**YOUR GOAL**
Every line below is to be quoted exactly, with nothing added or dropped.

Dataset rows
>> start
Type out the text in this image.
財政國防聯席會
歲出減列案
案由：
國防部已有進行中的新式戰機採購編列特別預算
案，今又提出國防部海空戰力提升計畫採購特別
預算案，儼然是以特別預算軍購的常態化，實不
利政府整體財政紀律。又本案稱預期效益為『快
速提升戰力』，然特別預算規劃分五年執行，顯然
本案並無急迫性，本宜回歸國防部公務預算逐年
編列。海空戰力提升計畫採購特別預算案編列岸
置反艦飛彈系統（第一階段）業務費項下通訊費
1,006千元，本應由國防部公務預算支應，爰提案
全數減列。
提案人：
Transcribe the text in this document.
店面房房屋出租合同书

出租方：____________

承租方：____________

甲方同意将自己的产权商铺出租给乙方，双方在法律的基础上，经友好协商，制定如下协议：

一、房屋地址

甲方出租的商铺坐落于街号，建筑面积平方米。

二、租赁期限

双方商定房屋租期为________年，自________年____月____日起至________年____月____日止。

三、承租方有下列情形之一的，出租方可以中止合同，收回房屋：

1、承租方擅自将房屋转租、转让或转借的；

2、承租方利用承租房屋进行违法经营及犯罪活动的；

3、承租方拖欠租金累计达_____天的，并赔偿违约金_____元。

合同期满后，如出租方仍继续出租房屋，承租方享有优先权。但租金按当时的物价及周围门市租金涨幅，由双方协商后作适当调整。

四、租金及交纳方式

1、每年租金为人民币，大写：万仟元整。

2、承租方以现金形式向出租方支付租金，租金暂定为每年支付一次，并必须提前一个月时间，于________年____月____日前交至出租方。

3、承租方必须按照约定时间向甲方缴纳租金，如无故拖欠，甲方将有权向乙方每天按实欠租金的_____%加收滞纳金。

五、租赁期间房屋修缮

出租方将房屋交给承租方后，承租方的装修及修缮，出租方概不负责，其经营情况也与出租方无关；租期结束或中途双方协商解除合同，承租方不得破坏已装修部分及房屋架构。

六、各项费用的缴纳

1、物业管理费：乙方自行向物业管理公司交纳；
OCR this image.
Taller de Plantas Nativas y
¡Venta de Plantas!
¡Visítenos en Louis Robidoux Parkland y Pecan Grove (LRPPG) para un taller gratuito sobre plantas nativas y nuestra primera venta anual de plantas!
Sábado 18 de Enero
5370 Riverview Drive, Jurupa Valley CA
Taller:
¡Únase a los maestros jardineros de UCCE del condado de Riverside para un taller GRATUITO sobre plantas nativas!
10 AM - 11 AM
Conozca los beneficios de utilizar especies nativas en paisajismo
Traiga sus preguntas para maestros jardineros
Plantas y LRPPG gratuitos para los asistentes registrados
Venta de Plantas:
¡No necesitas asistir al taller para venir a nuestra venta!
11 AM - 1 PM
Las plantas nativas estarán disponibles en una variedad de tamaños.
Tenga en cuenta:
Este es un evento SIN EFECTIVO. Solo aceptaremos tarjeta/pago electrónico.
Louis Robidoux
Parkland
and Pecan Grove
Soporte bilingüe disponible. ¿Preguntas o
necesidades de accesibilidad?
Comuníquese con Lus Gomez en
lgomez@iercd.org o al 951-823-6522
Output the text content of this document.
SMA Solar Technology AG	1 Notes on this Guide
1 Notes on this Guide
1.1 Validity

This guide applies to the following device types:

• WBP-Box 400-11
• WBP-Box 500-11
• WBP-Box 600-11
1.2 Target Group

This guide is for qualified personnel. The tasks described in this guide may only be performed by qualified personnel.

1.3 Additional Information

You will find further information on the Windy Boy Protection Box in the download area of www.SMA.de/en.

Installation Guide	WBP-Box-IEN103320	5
>> end
**EXERCISE SOLUTION**
Type out the text in this image.
財政國防聯席會
歲出減列案
案由：
國防部已有進行中的新式戰機採購編列特別預算
案，今又提出國防部海空戰力提升計畫採購特別
預算案，儼然是以特別預算軍購的常態化，實不
利政府整體財政紀律。又本案稱預期效益為『快
速提升戰力』，然特別預算規劃分五年執行，顯然
本案並無急迫性，本宜回歸國防部公務預算逐年
編列。海空戰力提升計畫採購特別預算案編列岸
置反艦飛彈系統（第一階段）業務費項下通訊費
1,006千元，本應由國防部公務預算支應，爰提案
全數減列。
提案人：
Transcribe the text in this document.
店面房房屋出租合同书

出租方：____________

承租方：____________

甲方同意将自己的产权商铺出租给乙方，双方在法律的基础上，经友好协商，制定如下协议：

一、房屋地址

甲方出租的商铺坐落于街号，建筑面积平方米。

二、租赁期限

双方商定房屋租期为________年，自________年____月____日起至________年____月____日止。

三、承租方有下列情形之一的，出租方可以中止合同，收回房屋：

1、承租方擅自将房屋转租、转让或转借的；

2、承租方利用承租房屋进行违法经营及犯罪活动的；

3、承租方拖欠租金累计达_____天的，并赔偿违约金_____元。

合同期满后，如出租方仍继续出租房屋，承租方享有优先权。但租金按当时的物价及周围门市租金涨幅，由双方协商后作适当调整。

四、租金及交纳方式

1、每年租金为人民币，大写：万仟元整。

2、承租方以现金形式向出租方支付租金，租金暂定为每年支付一次，并必须提前一个月时间，于________年____月____日前交至出租方。

3、承租方必须按照约定时间向甲方缴纳租金，如无故拖欠，甲方将有权向乙方每天按实欠租金的_____%加收滞纳金。

五、租赁期间房屋修缮

出租方将房屋交给承租方后，承租方的装修及修缮，出租方概不负责，其经营情况也与出租方无关；租期结束或中途双方协商解除合同，承租方不得破坏已装修部分及房屋架构。

六、各项费用的缴纳

1、物业管理费：乙方自行向物业管理公司交纳；
OCR this image.
Taller de Plantas Nativas y
¡Venta de Plantas!
¡Visítenos en Louis Robidoux Parkland y Pecan Grove (LRPPG) para un taller gratuito sobre plantas nativas y nuestra primera venta anual de plantas!
Sábado 18 de Enero
5370 Riverview Drive, Jurupa Valley CA
Taller:
¡Únase a los maestros jardineros de UCCE del condado de Riverside para un taller GRATUITO sobre plantas nativas!
10 AM - 11 AM
Conozca los beneficios de utilizar especies nativas en paisajismo
Traiga sus preguntas para maestros jardineros
Plantas y LRPPG gratuitos para los asistentes registrados
Venta de Plantas:
¡No necesitas asistir al taller para venir a nuestra venta!
11 AM - 1 PM
Las plantas nativas estarán disponibles en una variedad de tamaños.
Tenga en cuenta:
Este es un evento SIN EFECTIVO. Solo aceptaremos tarjeta/pago electrónico.
Louis Robidoux
Parkland
and Pecan Grove
Soporte bilingüe disponible. ¿Preguntas o
necesidades de accesibilidad?
Comuníquese con Lus Gomez en
lgomez@iercd.org o al 951-823-6522
Output the text content of this document.
SMA Solar Technology AG	1 Notes on this Guide
1 Notes on this Guide
1.1 Validity

This guide applies to the following device types:

• WBP-Box 400-11
• WBP-Box 500-11
• WBP-Box 600-11
1.2 Target Group

This guide is for qualified personnel. The tasks described in this guide may only be performed by qualified personnel.

1.3 Additional Information

You will find further information on the Windy Boy Protection Box in the download area of www.SMA.de/en.

Installation Guide	WBP-Box-IEN103320	5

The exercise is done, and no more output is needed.